## What the exercise asks
Below are records to transcribe exactly, without their pictures.

## Supplied data
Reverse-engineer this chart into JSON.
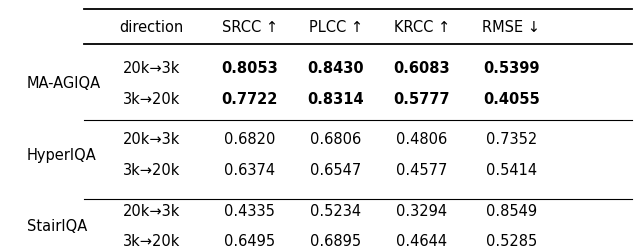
{
  "headers": [
    "direction",
    "SRCC ↑",
    "PLCC ↑",
    "KRCC ↑",
    "RMSE ↓"
  ],
  "methods": [
    "MA-AGIQA",
    "HyperIQA",
    "StairIQA"
  ],
  "rows": [
    [
      "20k→3k",
      "0.8053",
      "0.8430",
      "0.6083",
      "0.5399"
    ],
    [
      "3k→20k",
      "0.7722",
      "0.8314",
      "0.5777",
      "0.4055"
    ],
    [
      "20k→3k",
      "0.6820",
      "0.6806",
      "0.4806",
      "0.7352"
    ],
    [
      "3k→20k",
      "0.6374",
      "0.6547",
      "0.4577",
      "0.5414"
    ],
    [
      "20k→3k",
      "0.4335",
      "0.5234",
      "0.3294",
      "0.8549"
    ],
    [
      "3k→20k",
      "0.6495",
      "0.6895",
      "0.4644",
      "0.5285"
    ]
  ],
  "bold_rows": [
    0,
    1
  ],
  "bg_color": "#ffffff",
  "text_color": "#000000",
  "figsize": [
    6.4,
    2.48
  ],
  "dpi": 100
}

## Expected answer
Reverse-engineer this chart into JSON.
{
  "headers": [
    "direction",
    "SRCC ↑",
    "PLCC ↑",
    "KRCC ↑",
    "RMSE ↓"
  ],
  "methods": [
    "MA-AGIQA",
    "HyperIQA",
    "StairIQA"
  ],
  "rows": [
    [
      "20k→3k",
      "0.8053",
      "0.8430",
      "0.6083",
      "0.5399"
    ],
    [
      "3k→20k",
      "0.7722",
      "0.8314",
      "0.5777",
      "0.4055"
    ],
    [
      "20k→3k",
      "0.6820",
      "0.6806",
      "0.4806",
      "0.7352"
    ],
    [
      "3k→20k",
      "0.6374",
      "0.6547",
      "0.4577",
      "0.5414"
    ],
    [
      "20k→3k",
      "0.4335",
      "0.5234",
      "0.3294",
      "0.8549"
    ],
    [
      "3k→20k",
      "0.6495",
      "0.6895",
      "0.4644",
      "0.5285"
    ]
  ],
  "bold_rows": [
    0,
    1
  ],
  "bg_color": "#ffffff",
  "text_color": "#000000",
  "figsize": [
    6.4,
    2.48
  ],
  "dpi": 100
}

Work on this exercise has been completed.